**Problem description**
Exactly as given, repeat all of the entries.

**Given data**
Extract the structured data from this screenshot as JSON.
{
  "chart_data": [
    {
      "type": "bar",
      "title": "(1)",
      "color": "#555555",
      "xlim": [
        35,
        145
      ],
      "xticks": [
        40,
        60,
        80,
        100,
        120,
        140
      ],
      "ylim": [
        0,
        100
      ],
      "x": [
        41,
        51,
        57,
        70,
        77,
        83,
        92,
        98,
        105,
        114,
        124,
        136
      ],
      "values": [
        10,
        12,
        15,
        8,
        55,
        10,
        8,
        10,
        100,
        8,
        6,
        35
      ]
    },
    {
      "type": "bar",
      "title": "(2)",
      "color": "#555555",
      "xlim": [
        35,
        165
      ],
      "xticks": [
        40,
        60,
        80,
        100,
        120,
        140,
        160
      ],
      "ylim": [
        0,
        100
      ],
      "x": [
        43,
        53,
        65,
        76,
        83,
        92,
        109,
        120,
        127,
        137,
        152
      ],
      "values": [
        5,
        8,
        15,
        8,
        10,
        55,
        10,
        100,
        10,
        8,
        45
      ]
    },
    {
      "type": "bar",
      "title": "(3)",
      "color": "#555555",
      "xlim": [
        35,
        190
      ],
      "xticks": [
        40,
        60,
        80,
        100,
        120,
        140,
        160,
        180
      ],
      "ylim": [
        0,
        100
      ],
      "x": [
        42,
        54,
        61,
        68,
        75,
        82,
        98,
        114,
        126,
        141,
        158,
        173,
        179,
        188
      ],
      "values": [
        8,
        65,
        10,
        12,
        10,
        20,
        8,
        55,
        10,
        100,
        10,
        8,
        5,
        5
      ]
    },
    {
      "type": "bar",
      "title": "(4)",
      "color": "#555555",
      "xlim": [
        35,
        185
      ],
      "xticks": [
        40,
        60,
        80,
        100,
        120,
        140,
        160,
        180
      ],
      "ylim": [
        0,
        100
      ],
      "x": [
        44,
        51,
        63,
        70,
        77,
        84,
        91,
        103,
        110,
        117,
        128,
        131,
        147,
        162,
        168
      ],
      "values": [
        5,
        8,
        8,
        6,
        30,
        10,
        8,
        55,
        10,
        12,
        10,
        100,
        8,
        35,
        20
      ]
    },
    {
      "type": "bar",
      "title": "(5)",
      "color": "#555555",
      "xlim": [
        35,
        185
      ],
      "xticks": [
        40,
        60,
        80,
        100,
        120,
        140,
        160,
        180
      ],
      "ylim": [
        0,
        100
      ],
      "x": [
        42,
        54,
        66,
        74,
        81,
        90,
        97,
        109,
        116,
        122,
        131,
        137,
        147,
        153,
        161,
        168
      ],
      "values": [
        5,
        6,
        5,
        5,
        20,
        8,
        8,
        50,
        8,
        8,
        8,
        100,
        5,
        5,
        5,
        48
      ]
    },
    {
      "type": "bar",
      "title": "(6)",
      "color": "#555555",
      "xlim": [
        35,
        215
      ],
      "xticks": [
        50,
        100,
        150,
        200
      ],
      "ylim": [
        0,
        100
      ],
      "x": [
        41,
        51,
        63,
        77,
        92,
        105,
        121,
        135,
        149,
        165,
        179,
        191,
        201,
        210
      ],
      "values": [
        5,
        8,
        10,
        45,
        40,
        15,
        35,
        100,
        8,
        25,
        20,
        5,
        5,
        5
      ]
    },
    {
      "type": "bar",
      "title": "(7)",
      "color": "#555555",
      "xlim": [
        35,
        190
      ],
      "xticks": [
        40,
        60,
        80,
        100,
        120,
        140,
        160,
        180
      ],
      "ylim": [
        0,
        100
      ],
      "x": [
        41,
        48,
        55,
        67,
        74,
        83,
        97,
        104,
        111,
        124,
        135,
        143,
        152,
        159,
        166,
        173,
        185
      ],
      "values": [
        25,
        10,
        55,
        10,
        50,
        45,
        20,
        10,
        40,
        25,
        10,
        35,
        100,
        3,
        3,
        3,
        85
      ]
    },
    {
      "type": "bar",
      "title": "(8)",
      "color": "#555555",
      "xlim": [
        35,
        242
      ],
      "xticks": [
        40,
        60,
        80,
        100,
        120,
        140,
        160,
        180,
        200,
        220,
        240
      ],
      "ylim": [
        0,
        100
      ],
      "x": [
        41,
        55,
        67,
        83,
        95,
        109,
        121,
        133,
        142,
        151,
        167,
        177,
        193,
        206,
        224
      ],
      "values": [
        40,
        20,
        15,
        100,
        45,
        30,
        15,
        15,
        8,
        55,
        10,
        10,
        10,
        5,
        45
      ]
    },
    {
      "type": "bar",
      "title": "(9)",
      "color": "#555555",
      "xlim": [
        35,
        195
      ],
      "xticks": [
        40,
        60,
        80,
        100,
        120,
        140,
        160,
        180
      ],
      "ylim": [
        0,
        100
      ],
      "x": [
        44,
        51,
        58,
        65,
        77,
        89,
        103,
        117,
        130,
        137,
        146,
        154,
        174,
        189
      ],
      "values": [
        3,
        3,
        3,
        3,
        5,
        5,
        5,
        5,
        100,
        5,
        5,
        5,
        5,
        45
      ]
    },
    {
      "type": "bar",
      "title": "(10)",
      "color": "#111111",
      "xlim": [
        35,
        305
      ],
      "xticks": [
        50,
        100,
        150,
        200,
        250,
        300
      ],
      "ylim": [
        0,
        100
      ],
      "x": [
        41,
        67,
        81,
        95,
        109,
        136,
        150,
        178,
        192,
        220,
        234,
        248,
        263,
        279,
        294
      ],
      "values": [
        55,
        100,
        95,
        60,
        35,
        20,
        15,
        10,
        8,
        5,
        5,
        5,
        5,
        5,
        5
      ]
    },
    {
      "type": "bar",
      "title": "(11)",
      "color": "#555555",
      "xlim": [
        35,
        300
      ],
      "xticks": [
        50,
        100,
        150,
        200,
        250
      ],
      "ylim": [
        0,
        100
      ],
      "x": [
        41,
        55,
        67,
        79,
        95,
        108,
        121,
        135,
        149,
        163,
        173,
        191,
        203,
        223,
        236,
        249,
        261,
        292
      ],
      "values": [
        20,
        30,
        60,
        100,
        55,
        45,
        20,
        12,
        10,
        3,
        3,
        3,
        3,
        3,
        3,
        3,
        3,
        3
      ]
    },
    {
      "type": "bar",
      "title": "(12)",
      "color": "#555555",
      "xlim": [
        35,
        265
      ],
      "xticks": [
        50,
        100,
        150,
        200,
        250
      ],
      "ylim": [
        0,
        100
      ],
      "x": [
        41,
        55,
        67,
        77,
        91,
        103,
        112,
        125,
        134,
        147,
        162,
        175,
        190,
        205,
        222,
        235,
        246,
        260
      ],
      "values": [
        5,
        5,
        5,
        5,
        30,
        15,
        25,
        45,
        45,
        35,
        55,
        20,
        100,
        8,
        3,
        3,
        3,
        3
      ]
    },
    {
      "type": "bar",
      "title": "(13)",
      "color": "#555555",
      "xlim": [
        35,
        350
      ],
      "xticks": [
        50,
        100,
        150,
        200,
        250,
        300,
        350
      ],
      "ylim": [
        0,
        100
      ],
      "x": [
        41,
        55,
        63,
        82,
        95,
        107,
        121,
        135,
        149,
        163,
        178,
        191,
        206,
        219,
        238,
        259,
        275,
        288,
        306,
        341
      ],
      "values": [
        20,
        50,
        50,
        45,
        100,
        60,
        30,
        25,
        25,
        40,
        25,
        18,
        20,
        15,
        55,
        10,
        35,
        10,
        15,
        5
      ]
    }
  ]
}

**Answer to the task**
Extract the structured data from this screenshot as JSON.
{
  "chart_data": [
    {
      "type": "bar",
      "title": "(1)",
      "color": "#555555",
      "xlim": [
        35,
        145
      ],
      "xticks": [
        40,
        60,
        80,
        100,
        120,
        140
      ],
      "ylim": [
        0,
        100
      ],
      "x": [
        41,
        51,
        57,
        70,
        77,
        83,
        92,
        98,
        105,
        114,
        124,
        136
      ],
      "values": [
        10,
        12,
        15,
        8,
        55,
        10,
        8,
        10,
        100,
        8,
        6,
        35
      ]
    },
    {
      "type": "bar",
      "title": "(2)",
      "color": "#555555",
      "xlim": [
        35,
        165
      ],
      "xticks": [
        40,
        60,
        80,
        100,
        120,
        140,
        160
      ],
      "ylim": [
        0,
        100
      ],
      "x": [
        43,
        53,
        65,
        76,
        83,
        92,
        109,
        120,
        127,
        137,
        152
      ],
      "values": [
        5,
        8,
        15,
        8,
        10,
        55,
        10,
        100,
        10,
        8,
        45
      ]
    },
    {
      "type": "bar",
      "title": "(3)",
      "color": "#555555",
      "xlim": [
        35,
        190
      ],
      "xticks": [
        40,
        60,
        80,
        100,
        120,
        140,
        160,
        180
      ],
      "ylim": [
        0,
        100
      ],
      "x": [
        42,
        54,
        61,
        68,
        75,
        82,
        98,
        114,
        126,
        141,
        158,
        173,
        179,
        188
      ],
      "values": [
        8,
        65,
        10,
        12,
        10,
        20,
        8,
        55,
        10,
        100,
        10,
        8,
        5,
        5
      ]
    },
    {
      "type": "bar",
      "title": "(4)",
      "color": "#555555",
      "xlim": [
        35,
        185
      ],
      "xticks": [
        40,
        60,
        80,
        100,
        120,
        140,
        160,
        180
      ],
      "ylim": [
        0,
        100
      ],
      "x": [
        44,
        51,
        63,
        70,
        77,
        84,
        91,
        103,
        110,
        117,
        128,
        131,
        147,
        162,
        168
      ],
      "values": [
        5,
        8,
        8,
        6,
        30,
        10,
        8,
        55,
        10,
        12,
        10,
        100,
        8,
        35,
        20
      ]
    },
    {
      "type": "bar",
      "title": "(5)",
      "color": "#555555",
      "xlim": [
        35,
        185
      ],
      "xticks": [
        40,
        60,
        80,
        100,
        120,
        140,
        160,
        180
      ],
      "ylim": [
        0,
        100
      ],
      "x": [
        42,
        54,
        66,
        74,
        81,
        90,
        97,
        109,
        116,
        122,
        131,
        137,
        147,
        153,
        161,
        168
      ],
      "values": [
        5,
        6,
        5,
        5,
        20,
        8,
        8,
        50,
        8,
        8,
        8,
        100,
        5,
        5,
        5,
        48
      ]
    },
    {
      "type": "bar",
      "title": "(6)",
      "color": "#555555",
      "xlim": [
        35,
        215
      ],
      "xticks": [
        50,
        100,
        150,
        200
      ],
      "ylim": [
        0,
        100
      ],
      "x": [
        41,
        51,
        63,
        77,
        92,
        105,
        121,
        135,
        149,
        165,
        179,
        191,
        201,
        210
      ],
      "values": [
        5,
        8,
        10,
        45,
        40,
        15,
        35,
        100,
        8,
        25,
        20,
        5,
        5,
        5
      ]
    },
    {
      "type": "bar",
      "title": "(7)",
      "color": "#555555",
      "xlim": [
        35,
        190
      ],
      "xticks": [
        40,
        60,
        80,
        100,
        120,
        140,
        160,
        180
      ],
      "ylim": [
        0,
        100
      ],
      "x": [
        41,
        48,
        55,
        67,
        74,
        83,
        97,
        104,
        111,
        124,
        135,
        143,
        152,
        159,
        166,
        173,
        185
      ],
      "values": [
        25,
        10,
        55,
        10,
        50,
        45,
        20,
        10,
        40,
        25,
        10,
        35,
        100,
        3,
        3,
        3,
        85
      ]
    },
    {
      "type": "bar",
      "title": "(8)",
      "color": "#555555",
      "xlim": [
        35,
        242
      ],
      "xticks": [
        40,
        60,
        80,
        100,
        120,
        140,
        160,
        180,
        200,
        220,
        240
      ],
      "ylim": [
        0,
        100
      ],
      "x": [
        41,
        55,
        67,
        83,
        95,
        109,
        121,
        133,
        142,
        151,
        167,
        177,
        193,
        206,
        224
      ],
      "values": [
        40,
        20,
        15,
        100,
        45,
        30,
        15,
        15,
        8,
        55,
        10,
        10,
        10,
        5,
        45
      ]
    },
    {
      "type": "bar",
      "title": "(9)",
      "color": "#555555",
      "xlim": [
        35,
        195
      ],
      "xticks": [
        40,
        60,
        80,
        100,
        120,
        140,
        160,
        180
      ],
      "ylim": [
        0,
        100
      ],
      "x": [
        44,
        51,
        58,
        65,
        77,
        89,
        103,
        117,
        130,
        137,
        146,
        154,
        174,
        189
      ],
      "values": [
        3,
        3,
        3,
        3,
        5,
        5,
        5,
        5,
        100,
        5,
        5,
        5,
        5,
        45
      ]
    },
    {
      "type": "bar",
      "title": "(10)",
      "color": "#111111",
      "xlim": [
        35,
        305
      ],
      "xticks": [
        50,
        100,
        150,
        200,
        250,
        300
      ],
      "ylim": [
        0,
        100
      ],
      "x": [
        41,
        67,
        81,
        95,
        109,
        136,
        150,
        178,
        192,
        220,
        234,
        248,
        263,
        279,
        294
      ],
      "values": [
        55,
        100,
        95,
        60,
        35,
        20,
        15,
        10,
        8,
        5,
        5,
        5,
        5,
        5,
        5
      ]
    },
    {
      "type": "bar",
      "title": "(11)",
      "color": "#555555",
      "xlim": [
        35,
        300
      ],
      "xticks": [
        50,
        100,
        150,
        200,
        250
      ],
      "ylim": [
        0,
        100
      ],
      "x": [
        41,
        55,
        67,
        79,
        95,
        108,
        121,
        135,
        149,
        163,
        173,
        191,
        203,
        223,
        236,
        249,
        261,
        292
      ],
      "values": [
        20,
        30,
        60,
        100,
        55,
        45,
        20,
        12,
        10,
        3,
        3,
        3,
        3,
        3,
        3,
        3,
        3,
        3
      ]
    },
    {
      "type": "bar",
      "title": "(12)",
      "color": "#555555",
      "xlim": [
        35,
        265
      ],
      "xticks": [
        50,
        100,
        150,
        200,
        250
      ],
      "ylim": [
        0,
        100
      ],
      "x": [
        41,
        55,
        67,
        77,
        91,
        103,
        112,
        125,
        134,
        147,
        162,
        175,
        190,
        205,
        222,
        235,
        246,
        260
      ],
      "values": [
        5,
        5,
        5,
        5,
        30,
        15,
        25,
        45,
        45,
        35,
        55,
        20,
        100,
        8,
        3,
        3,
        3,
        3
      ]
    },
    {
      "type": "bar",
      "title": "(13)",
      "color": "#555555",
      "xlim": [
        35,
        350
      ],
      "xticks": [
        50,
        100,
        150,
        200,
        250,
        300,
        350
      ],
      "ylim": [
        0,
        100
      ],
      "x": [
        41,
        55,
        63,
        82,
        95,
        107,
        121,
        135,
        149,
        163,
        178,
        191,
        206,
        219,
        238,
        259,
        275,
        288,
        306,
        341
      ],
      "values": [
        20,
        50,
        50,
        45,
        100,
        60,
        30,
        25,
        25,
        40,
        25,
        18,
        20,
        15,
        55,
        10,
        35,
        10,
        15,
        5
      ]
    }
  ]
}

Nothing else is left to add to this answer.